* EXERCISE DETAILS:
Collect the lines of the entries where "value" shows up.

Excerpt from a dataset
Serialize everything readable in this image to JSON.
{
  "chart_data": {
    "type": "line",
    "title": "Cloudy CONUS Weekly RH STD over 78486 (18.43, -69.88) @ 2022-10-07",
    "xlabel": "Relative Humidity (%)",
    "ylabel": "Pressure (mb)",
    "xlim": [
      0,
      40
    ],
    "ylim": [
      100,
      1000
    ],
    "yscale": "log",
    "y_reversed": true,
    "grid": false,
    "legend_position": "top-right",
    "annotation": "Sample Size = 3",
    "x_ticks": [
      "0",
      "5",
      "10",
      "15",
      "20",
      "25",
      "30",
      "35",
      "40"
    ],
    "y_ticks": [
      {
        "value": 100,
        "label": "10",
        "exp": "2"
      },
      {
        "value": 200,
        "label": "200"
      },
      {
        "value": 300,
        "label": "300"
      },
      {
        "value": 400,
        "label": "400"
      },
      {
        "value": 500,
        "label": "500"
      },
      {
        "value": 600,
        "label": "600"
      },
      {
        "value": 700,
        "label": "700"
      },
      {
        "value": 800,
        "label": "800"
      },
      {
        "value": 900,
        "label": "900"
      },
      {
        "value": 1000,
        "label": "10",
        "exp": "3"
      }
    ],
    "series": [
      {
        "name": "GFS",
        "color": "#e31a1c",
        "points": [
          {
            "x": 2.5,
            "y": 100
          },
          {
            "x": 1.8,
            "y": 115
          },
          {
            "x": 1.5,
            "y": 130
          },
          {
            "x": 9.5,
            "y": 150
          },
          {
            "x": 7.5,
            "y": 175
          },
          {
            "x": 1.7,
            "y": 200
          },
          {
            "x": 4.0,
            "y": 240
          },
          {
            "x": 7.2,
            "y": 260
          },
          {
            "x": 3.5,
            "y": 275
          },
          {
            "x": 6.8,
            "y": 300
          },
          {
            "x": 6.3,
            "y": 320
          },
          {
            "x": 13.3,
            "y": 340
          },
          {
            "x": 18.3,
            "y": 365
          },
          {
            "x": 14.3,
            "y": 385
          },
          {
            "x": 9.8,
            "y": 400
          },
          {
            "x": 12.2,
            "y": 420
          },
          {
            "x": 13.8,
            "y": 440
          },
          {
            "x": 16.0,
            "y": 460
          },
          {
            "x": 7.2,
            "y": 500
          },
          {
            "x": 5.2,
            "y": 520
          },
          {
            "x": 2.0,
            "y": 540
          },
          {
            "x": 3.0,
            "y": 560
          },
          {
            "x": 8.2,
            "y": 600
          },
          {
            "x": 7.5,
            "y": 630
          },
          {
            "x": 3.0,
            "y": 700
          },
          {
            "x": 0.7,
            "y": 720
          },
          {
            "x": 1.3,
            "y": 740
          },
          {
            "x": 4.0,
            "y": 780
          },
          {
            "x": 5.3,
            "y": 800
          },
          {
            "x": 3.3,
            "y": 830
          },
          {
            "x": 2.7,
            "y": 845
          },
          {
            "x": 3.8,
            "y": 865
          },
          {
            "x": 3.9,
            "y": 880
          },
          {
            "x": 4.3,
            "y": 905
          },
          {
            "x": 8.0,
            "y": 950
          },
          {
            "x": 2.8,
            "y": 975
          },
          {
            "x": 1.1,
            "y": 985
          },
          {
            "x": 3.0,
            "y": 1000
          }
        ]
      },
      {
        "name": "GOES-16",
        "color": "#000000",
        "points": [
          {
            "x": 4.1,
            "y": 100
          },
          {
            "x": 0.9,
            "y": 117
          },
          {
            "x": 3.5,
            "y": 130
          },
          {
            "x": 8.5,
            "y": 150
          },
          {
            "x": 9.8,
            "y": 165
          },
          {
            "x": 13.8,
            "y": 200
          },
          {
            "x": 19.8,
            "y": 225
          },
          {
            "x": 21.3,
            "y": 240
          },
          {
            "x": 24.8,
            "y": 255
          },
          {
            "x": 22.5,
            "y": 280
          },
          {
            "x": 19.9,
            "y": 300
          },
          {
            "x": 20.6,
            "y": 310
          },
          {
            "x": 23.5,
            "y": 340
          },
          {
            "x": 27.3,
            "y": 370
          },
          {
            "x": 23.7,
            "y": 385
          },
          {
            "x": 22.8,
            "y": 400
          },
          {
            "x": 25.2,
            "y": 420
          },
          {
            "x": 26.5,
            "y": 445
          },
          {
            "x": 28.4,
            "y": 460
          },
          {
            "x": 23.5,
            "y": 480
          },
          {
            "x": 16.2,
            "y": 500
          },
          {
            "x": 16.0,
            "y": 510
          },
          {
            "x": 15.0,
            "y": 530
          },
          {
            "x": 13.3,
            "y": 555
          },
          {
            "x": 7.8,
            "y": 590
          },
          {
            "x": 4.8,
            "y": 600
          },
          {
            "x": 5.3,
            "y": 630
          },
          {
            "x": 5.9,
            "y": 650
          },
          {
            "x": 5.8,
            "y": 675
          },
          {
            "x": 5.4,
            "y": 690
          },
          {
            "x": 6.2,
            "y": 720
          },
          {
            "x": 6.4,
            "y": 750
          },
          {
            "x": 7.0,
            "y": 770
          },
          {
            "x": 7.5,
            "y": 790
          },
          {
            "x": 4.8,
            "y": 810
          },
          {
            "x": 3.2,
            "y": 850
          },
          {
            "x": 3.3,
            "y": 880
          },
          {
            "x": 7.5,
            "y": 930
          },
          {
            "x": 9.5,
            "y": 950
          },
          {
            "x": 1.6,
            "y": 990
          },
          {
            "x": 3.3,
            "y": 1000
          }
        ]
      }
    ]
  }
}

* RESULT BELOW:
        "value": 100,
        "value": 200,
        "value": 300,
        "value": 400,
        "value": 500,
        "value": 600,
        "value": 700,
        "value": 800,
        "value": 900,
        "value": 1000,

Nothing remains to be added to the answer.